Written task 1: Decide whether each statement agrees with the passage about Nigel Mutemagau, answering yes or no and quoting the words from the passage that settle it. (a) Nigel was three years old in 2009. (b) Nigel's parents were senior members of Zanu PF. (c) Nigel and his parents were held at an undisclosed location from October to December 2009.
Written task 2: Quote the entries from the line containing "tweet-time: · 48m — [611, 346, 709, 388]" through the line containing "retweet-icon — [427, 502, 463, 528]", including both of those lines.

Extract to read:
□ □ □ □ □ □ □

In Africa, it would seem the only projects presidents and wives of presidents ever involve themselves in have to do with orphans; this is meant to show that the so-called first families care about the lot of children. Whereas this is very noble, the projects normally disguise something sinister in the way their governments have treated children.In Zimbabwe, the story of Nigel Mutemagau has become instructive in demonstrating the depth to which politicians are prepared to sink in order to achieve or maintain political power, mostly at the expense of innocent children.

Nigel was the three-year-old boy in 2009 who was incarcerated together with parents for more than three months. His parents had been abducted together with a dozen others by state agents on charges of terrorism. Both his parents were senior members of the MDC. Nigel himself became famous internationally as “Zimbabwe’s youngest terrorist”. He and his parents were held at an undisclosed location for two months from October to December 2009 and when they were produced in court Nigel’s name also appeared on the list of the “terrorists”.

During his abduction, no politicians in the former ruling party Zanu PF appealed for the release of the child, at least, even after Nigel and his parents were sent to Chikurubi Maximum Security Prison. This was the time when all those politicians and their wives — of whatever political persuasion — who give speeches on June 16 should have given impassioned pleas for the boy to be released.

□ □ □ □ □ □ □

[A block of data]
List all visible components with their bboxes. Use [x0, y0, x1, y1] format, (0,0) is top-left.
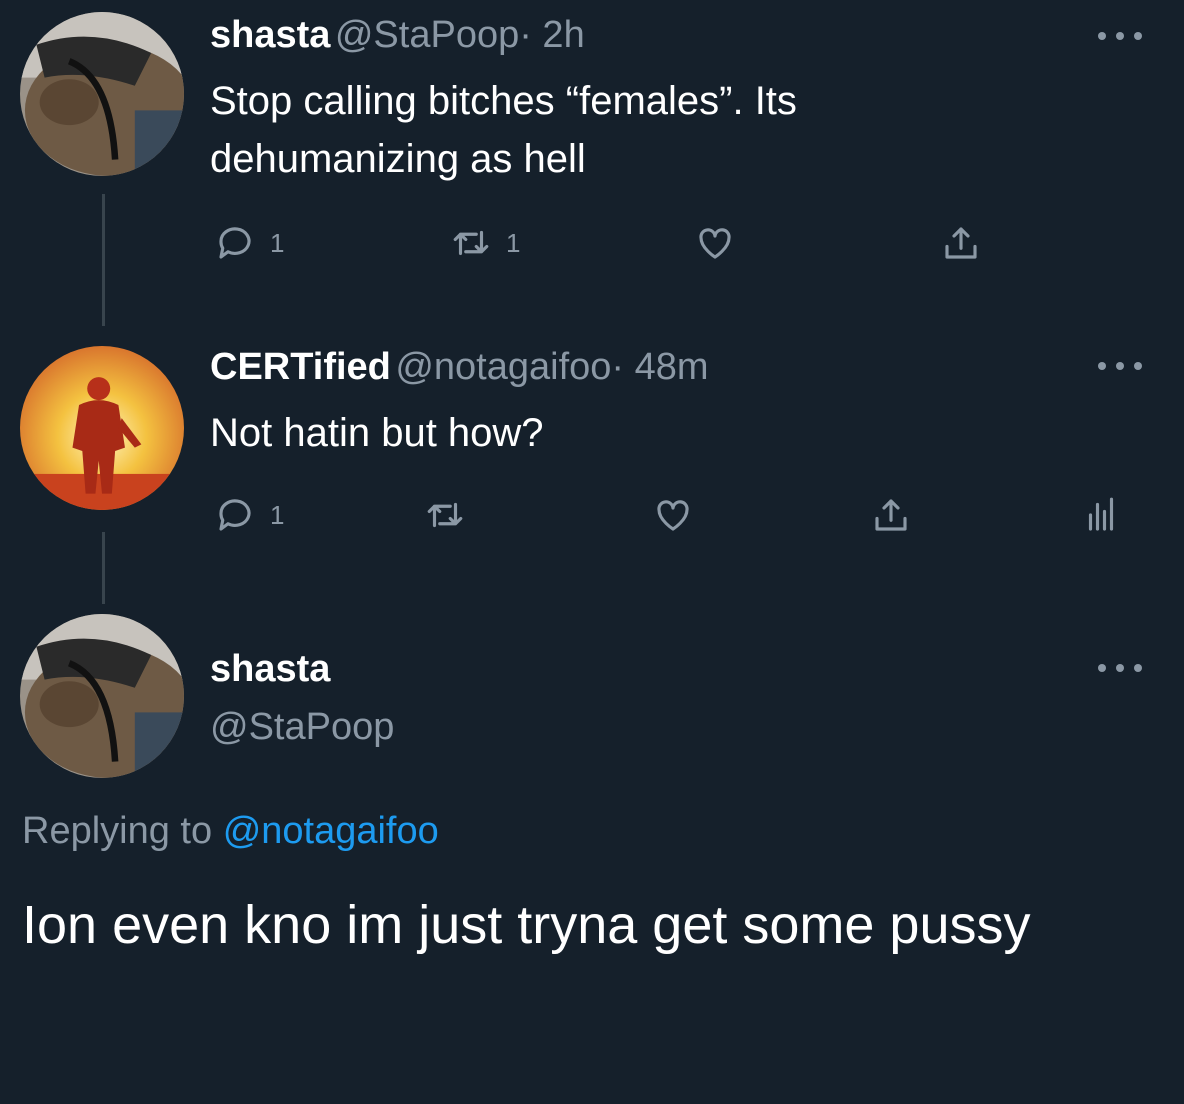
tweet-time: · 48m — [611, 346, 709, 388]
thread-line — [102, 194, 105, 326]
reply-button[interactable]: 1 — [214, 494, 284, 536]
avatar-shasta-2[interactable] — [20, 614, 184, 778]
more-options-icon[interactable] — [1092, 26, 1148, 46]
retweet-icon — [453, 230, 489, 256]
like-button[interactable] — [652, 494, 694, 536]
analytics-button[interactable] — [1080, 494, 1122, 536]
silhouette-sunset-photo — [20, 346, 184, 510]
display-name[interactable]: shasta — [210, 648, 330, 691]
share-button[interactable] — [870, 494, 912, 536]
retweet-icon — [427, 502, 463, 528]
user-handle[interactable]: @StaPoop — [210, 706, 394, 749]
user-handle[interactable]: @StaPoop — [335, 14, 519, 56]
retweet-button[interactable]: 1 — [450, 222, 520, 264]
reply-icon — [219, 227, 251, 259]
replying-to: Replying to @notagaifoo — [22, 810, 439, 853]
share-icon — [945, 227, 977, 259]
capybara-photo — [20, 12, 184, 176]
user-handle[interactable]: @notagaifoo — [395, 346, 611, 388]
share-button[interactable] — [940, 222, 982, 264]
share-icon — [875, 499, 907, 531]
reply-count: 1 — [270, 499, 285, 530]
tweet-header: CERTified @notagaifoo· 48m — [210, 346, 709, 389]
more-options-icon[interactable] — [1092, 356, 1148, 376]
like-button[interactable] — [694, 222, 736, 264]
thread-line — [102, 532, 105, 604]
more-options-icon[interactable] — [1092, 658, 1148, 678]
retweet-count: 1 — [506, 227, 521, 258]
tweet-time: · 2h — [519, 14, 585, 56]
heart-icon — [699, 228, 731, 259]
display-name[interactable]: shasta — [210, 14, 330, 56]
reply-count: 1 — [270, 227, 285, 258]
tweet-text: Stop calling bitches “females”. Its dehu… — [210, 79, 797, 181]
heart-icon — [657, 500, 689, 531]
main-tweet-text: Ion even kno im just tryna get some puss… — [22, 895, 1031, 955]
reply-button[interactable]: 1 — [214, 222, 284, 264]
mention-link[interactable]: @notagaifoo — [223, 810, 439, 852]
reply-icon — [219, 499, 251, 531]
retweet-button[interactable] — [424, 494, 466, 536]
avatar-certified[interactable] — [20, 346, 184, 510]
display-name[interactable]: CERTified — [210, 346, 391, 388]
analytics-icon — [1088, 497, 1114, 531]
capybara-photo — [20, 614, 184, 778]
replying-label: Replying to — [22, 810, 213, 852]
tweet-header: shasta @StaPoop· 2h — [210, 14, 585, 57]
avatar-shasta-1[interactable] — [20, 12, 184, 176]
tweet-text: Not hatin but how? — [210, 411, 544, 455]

□ □ □ □ □ □ □

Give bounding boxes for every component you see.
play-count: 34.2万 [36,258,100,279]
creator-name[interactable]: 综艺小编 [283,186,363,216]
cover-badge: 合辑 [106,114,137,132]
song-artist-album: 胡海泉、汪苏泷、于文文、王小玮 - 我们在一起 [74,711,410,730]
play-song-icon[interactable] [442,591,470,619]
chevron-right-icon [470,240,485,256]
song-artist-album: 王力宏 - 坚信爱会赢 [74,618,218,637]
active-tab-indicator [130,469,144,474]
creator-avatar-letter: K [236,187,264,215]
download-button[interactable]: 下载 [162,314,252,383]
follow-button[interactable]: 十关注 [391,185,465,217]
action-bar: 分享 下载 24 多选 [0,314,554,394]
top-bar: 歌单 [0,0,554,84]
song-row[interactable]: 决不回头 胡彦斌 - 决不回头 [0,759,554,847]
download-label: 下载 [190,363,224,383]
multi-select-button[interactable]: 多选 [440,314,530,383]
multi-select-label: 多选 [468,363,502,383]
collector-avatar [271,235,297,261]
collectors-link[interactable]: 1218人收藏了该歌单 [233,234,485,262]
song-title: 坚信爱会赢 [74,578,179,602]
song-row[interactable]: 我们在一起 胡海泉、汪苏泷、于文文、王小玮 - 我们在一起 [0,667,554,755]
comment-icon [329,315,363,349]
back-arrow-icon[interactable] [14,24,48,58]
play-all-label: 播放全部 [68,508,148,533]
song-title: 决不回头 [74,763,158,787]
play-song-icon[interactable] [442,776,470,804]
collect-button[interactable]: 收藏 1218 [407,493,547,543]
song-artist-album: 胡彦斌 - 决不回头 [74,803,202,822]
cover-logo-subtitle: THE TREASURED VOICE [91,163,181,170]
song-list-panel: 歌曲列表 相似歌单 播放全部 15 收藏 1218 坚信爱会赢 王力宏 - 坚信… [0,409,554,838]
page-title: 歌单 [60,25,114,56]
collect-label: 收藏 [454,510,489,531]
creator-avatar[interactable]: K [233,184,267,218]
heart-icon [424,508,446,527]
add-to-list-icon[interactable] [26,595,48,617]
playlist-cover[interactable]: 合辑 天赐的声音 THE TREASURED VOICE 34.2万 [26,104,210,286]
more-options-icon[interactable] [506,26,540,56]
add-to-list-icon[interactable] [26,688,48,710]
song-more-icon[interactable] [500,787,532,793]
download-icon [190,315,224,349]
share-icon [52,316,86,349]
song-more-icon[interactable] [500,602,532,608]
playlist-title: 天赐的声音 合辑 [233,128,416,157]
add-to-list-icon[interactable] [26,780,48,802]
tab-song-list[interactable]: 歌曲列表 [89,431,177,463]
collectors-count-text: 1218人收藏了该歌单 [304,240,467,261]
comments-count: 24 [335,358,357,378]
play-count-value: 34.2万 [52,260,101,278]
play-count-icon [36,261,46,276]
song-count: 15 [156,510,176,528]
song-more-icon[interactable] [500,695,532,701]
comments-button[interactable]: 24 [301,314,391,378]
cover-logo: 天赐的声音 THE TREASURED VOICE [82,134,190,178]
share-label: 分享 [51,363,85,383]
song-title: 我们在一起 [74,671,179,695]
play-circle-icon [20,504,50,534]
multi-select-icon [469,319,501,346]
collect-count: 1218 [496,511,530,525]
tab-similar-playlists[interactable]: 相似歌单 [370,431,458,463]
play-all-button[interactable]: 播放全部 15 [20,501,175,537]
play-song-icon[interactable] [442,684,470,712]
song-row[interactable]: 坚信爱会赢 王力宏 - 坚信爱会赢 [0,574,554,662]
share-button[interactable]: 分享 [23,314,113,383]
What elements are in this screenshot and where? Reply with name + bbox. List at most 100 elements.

□ □ □ □ □ □ □

Reply 1:
(a) Yes: "Nigel was the three-year-old boy in 2009 who was incarcerated together with parents for more than three months."
(b) No: "Both his parents were senior members of the MDC."
(c) Yes: "He and his parents were held at an undisclosed location for two months from October to December 2009"

Reply 2:
tweet-time: · 48m — [611, 346, 709, 388]
thread-line — [102, 194, 105, 326]
reply-button[interactable]: 1 — [214, 494, 284, 536]
avatar-shasta-2[interactable] — [20, 614, 184, 778]
more-options-icon[interactable] — [1092, 26, 1148, 46]
retweet-icon — [453, 230, 489, 256]
like-button[interactable] — [652, 494, 694, 536]
analytics-button[interactable] — [1080, 494, 1122, 536]
silhouette-sunset-photo — [20, 346, 184, 510]
display-name[interactable]: shasta — [210, 648, 330, 691]
share-button[interactable] — [870, 494, 912, 536]
retweet-icon — [427, 502, 463, 528]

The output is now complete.